[Figure contents as structured data]
╭──

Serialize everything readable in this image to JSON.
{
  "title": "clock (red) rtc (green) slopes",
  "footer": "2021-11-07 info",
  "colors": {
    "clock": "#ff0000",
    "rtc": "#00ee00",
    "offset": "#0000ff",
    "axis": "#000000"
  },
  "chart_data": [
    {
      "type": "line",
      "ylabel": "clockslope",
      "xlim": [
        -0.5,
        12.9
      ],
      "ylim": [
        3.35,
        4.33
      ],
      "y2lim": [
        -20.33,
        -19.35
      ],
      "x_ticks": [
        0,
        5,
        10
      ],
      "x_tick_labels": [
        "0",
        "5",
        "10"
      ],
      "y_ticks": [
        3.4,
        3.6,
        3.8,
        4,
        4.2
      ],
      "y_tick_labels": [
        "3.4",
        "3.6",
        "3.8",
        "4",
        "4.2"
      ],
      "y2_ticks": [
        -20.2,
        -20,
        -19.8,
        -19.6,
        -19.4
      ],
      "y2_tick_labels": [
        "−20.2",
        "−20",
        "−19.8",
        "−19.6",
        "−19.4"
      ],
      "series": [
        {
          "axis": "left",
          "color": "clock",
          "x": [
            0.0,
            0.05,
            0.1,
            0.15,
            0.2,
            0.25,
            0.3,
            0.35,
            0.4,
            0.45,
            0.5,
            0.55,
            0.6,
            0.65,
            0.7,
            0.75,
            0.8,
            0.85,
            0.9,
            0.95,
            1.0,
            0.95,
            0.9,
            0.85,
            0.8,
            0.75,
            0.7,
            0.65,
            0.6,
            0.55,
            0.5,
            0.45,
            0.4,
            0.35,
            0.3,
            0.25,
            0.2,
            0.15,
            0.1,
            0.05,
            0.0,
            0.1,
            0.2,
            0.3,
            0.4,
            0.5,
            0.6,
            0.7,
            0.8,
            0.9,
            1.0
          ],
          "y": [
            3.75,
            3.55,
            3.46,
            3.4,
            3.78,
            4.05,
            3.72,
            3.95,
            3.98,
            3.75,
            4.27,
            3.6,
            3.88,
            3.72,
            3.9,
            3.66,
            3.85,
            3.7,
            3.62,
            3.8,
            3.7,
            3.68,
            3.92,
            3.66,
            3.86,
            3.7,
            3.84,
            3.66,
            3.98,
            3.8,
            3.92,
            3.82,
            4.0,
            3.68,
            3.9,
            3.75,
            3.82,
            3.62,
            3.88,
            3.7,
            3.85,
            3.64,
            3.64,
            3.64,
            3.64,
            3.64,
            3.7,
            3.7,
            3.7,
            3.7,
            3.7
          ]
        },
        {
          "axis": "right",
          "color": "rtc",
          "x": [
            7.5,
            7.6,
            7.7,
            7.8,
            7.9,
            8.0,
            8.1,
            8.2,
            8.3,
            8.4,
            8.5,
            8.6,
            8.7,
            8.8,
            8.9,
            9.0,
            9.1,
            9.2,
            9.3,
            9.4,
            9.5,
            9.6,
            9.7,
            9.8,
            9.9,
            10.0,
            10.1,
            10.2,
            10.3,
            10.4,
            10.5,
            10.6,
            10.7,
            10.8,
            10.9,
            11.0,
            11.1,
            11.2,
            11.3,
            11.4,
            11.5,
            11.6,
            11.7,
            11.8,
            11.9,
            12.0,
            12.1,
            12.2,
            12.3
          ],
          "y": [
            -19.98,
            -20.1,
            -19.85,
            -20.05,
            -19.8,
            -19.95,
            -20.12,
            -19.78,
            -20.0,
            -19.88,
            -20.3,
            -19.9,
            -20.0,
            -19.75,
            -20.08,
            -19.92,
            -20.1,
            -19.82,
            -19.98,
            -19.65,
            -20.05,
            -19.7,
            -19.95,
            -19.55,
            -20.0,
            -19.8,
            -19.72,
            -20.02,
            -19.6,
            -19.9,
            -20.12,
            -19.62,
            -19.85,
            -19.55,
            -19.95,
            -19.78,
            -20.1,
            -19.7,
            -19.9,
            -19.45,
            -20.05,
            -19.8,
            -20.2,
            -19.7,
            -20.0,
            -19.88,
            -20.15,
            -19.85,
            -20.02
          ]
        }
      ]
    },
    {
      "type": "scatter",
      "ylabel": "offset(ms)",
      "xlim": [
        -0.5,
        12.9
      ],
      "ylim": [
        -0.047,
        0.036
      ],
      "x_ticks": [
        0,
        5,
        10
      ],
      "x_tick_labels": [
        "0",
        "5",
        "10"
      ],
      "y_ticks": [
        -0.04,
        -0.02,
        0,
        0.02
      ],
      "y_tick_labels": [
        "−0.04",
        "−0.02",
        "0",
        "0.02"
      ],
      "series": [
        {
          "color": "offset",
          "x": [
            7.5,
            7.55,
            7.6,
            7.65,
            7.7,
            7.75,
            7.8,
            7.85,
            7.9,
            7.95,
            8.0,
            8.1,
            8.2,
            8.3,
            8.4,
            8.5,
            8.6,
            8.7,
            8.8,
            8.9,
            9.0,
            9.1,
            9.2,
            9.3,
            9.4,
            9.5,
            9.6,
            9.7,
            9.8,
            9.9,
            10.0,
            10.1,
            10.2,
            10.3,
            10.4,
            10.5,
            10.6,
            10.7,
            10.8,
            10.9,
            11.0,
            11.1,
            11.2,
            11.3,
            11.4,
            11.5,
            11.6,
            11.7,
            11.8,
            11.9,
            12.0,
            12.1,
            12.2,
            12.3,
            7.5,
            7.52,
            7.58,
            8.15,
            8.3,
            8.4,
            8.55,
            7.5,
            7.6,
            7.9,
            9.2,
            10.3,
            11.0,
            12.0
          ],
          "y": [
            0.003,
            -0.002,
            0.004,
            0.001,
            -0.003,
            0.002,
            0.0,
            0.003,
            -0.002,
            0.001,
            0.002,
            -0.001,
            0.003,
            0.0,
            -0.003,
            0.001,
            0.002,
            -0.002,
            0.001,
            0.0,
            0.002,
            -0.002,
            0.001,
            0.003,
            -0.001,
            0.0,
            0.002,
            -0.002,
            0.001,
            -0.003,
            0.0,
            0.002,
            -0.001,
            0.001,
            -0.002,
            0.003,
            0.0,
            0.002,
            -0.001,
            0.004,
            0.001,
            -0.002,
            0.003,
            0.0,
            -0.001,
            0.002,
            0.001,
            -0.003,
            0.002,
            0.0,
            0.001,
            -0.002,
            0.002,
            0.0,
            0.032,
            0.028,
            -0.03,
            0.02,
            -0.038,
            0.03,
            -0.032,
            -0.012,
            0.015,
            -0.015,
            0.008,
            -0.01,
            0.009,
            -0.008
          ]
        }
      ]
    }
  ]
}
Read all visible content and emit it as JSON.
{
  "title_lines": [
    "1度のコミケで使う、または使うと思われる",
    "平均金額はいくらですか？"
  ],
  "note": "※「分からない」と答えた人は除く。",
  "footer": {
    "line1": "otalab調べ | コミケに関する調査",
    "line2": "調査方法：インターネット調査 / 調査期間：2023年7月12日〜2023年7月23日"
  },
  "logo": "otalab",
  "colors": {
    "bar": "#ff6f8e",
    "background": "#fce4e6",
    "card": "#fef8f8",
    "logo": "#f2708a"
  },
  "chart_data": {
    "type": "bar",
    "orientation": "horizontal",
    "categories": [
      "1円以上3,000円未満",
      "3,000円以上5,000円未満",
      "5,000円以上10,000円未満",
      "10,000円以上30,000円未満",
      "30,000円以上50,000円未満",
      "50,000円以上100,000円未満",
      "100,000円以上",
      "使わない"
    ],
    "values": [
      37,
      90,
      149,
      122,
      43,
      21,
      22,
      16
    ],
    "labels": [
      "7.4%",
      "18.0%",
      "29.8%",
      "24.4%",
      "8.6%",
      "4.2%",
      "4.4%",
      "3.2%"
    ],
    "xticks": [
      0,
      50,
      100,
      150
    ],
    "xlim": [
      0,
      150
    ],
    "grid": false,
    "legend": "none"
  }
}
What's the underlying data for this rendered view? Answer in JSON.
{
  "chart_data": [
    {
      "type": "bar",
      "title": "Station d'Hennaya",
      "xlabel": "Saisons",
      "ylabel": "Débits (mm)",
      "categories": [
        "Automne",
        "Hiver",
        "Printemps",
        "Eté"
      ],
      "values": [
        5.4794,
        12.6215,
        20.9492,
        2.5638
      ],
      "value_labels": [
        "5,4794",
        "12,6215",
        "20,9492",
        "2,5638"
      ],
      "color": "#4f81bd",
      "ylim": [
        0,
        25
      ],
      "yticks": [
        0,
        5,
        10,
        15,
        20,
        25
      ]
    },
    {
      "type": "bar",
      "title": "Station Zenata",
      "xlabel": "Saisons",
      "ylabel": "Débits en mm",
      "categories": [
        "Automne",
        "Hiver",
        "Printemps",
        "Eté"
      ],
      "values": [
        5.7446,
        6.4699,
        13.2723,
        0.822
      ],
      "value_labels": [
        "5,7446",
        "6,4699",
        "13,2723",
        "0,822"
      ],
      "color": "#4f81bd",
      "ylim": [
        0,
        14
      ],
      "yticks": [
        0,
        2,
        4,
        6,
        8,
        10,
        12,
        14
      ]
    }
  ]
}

╰──

> **Stated task**
Find "Station". Copy every line it occurs in.

> **Complete output**
      "title": "Station d'Hennaya",
      "title": "Station Zenata",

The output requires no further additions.